§ **Task statement**
Transcribe the material in full. Nothing should differ except that the pictures are left out.

§ **Supplied records**
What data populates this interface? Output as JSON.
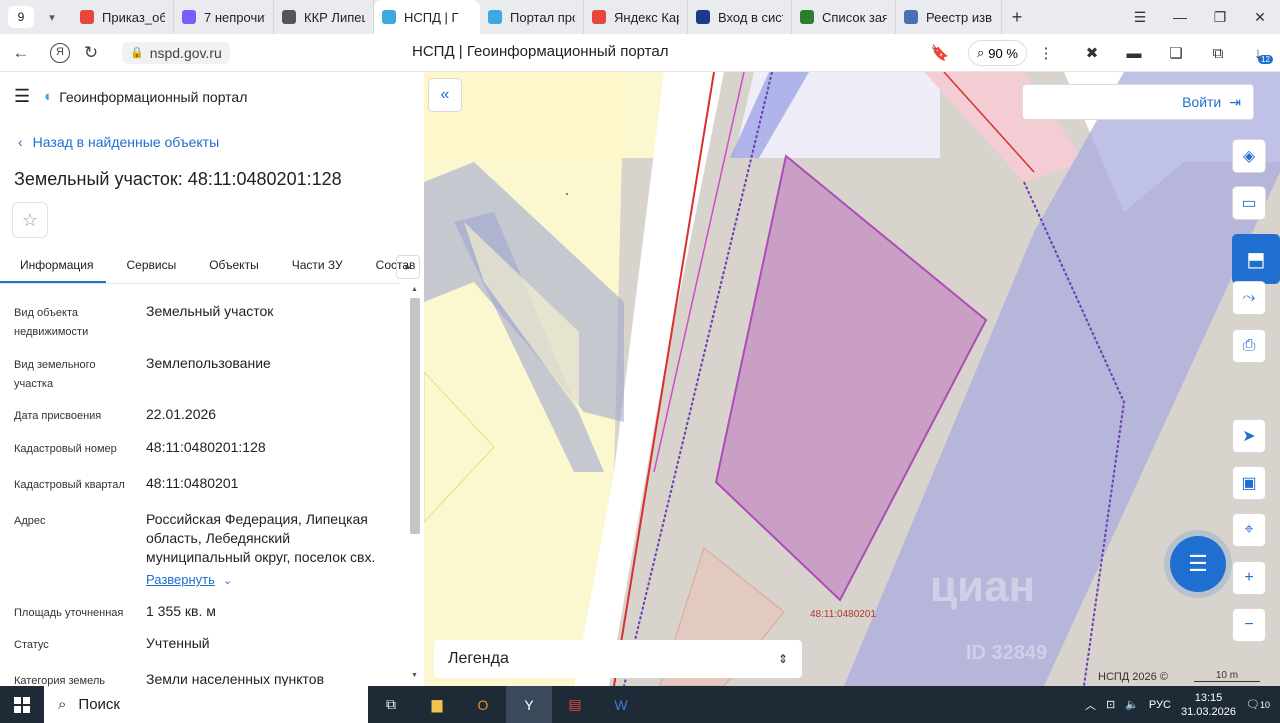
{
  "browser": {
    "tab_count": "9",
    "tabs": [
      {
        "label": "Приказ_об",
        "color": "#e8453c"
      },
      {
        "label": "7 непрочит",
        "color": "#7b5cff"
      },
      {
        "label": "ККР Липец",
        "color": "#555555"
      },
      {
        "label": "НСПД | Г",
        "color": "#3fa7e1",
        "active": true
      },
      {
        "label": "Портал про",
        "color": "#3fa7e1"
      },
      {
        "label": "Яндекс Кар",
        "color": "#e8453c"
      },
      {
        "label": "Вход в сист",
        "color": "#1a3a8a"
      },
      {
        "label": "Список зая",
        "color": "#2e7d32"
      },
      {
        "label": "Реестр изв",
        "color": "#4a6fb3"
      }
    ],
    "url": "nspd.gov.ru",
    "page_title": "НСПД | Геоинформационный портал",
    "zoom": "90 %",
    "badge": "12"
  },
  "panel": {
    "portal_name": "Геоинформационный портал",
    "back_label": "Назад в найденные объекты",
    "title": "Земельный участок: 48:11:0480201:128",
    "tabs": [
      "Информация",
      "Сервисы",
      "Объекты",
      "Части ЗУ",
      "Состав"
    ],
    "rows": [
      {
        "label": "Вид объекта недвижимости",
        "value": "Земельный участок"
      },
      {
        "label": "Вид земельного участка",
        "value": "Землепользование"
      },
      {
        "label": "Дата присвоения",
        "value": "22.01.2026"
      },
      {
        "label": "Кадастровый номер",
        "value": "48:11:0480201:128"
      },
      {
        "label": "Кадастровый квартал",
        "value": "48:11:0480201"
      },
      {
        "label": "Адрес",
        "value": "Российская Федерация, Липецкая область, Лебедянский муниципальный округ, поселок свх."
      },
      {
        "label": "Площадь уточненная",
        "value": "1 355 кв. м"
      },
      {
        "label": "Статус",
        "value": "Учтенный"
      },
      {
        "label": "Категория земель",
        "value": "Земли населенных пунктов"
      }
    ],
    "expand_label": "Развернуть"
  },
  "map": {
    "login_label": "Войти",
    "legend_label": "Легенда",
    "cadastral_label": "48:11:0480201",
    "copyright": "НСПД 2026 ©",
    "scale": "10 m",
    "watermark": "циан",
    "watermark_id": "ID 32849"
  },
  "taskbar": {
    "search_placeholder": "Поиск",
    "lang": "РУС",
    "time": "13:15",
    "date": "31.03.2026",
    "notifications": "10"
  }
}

§ **Response**
What data populates this interface? Output as JSON.
{
  "browser": {
    "tab_count": "9",
    "tabs": [
      {
        "label": "Приказ_об",
        "color": "#e8453c"
      },
      {
        "label": "7 непрочит",
        "color": "#7b5cff"
      },
      {
        "label": "ККР Липец",
        "color": "#555555"
      },
      {
        "label": "НСПД | Г",
        "color": "#3fa7e1",
        "active": true
      },
      {
        "label": "Портал про",
        "color": "#3fa7e1"
      },
      {
        "label": "Яндекс Кар",
        "color": "#e8453c"
      },
      {
        "label": "Вход в сист",
        "color": "#1a3a8a"
      },
      {
        "label": "Список зая",
        "color": "#2e7d32"
      },
      {
        "label": "Реестр изв",
        "color": "#4a6fb3"
      }
    ],
    "url": "nspd.gov.ru",
    "page_title": "НСПД | Геоинформационный портал",
    "zoom": "90 %",
    "badge": "12"
  },
  "panel": {
    "portal_name": "Геоинформационный портал",
    "back_label": "Назад в найденные объекты",
    "title": "Земельный участок: 48:11:0480201:128",
    "tabs": [
      "Информация",
      "Сервисы",
      "Объекты",
      "Части ЗУ",
      "Состав"
    ],
    "rows": [
      {
        "label": "Вид объекта недвижимости",
        "value": "Земельный участок"
      },
      {
        "label": "Вид земельного участка",
        "value": "Землепользование"
      },
      {
        "label": "Дата присвоения",
        "value": "22.01.2026"
      },
      {
        "label": "Кадастровый номер",
        "value": "48:11:0480201:128"
      },
      {
        "label": "Кадастровый квартал",
        "value": "48:11:0480201"
      },
      {
        "label": "Адрес",
        "value": "Российская Федерация, Липецкая область, Лебедянский муниципальный округ, поселок свх."
      },
      {
        "label": "Площадь уточненная",
        "value": "1 355 кв. м"
      },
      {
        "label": "Статус",
        "value": "Учтенный"
      },
      {
        "label": "Категория земель",
        "value": "Земли населенных пунктов"
      }
    ],
    "expand_label": "Развернуть"
  },
  "map": {
    "login_label": "Войти",
    "legend_label": "Легенда",
    "cadastral_label": "48:11:0480201",
    "copyright": "НСПД 2026 ©",
    "scale": "10 m",
    "watermark": "циан",
    "watermark_id": "ID 32849"
  },
  "taskbar": {
    "search_placeholder": "Поиск",
    "lang": "РУС",
    "time": "13:15",
    "date": "31.03.2026",
    "notifications": "10"
  }
}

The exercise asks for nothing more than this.